[BEGIN Dataset rows]

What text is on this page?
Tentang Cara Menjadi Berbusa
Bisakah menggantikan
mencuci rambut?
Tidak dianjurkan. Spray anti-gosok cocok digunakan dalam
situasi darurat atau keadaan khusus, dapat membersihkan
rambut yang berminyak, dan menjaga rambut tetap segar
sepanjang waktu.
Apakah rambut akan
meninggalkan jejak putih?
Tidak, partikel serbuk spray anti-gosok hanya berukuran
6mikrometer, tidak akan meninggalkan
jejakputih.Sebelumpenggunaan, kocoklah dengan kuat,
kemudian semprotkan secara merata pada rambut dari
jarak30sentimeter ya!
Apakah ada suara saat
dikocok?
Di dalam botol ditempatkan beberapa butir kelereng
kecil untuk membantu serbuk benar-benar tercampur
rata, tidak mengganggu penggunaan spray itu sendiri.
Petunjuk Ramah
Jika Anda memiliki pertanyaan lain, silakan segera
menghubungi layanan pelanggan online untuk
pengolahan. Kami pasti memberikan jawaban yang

[END Dataset rows]

## Goal
Reproduce the full listing word for word.

## Task solution
What text is on this page?
Tentang Cara Menjadi Berbusa
Bisakah menggantikan
mencuci rambut?
Tidak dianjurkan. Spray anti-gosok cocok digunakan dalam
situasi darurat atau keadaan khusus, dapat membersihkan
rambut yang berminyak, dan menjaga rambut tetap segar
sepanjang waktu.
Apakah rambut akan
meninggalkan jejak putih?
Tidak, partikel serbuk spray anti-gosok hanya berukuran
6mikrometer, tidak akan meninggalkan
jejakputih.Sebelumpenggunaan, kocoklah dengan kuat,
kemudian semprotkan secara merata pada rambut dari
jarak30sentimeter ya!
Apakah ada suara saat
dikocok?
Di dalam botol ditempatkan beberapa butir kelereng
kecil untuk membantu serbuk benar-benar tercampur
rata, tidak mengganggu penggunaan spray itu sendiri.
Petunjuk Ramah
Jika Anda memiliki pertanyaan lain, silakan segera
menghubungi layanan pelanggan online untuk
pengolahan. Kami pasti memberikan jawaban yang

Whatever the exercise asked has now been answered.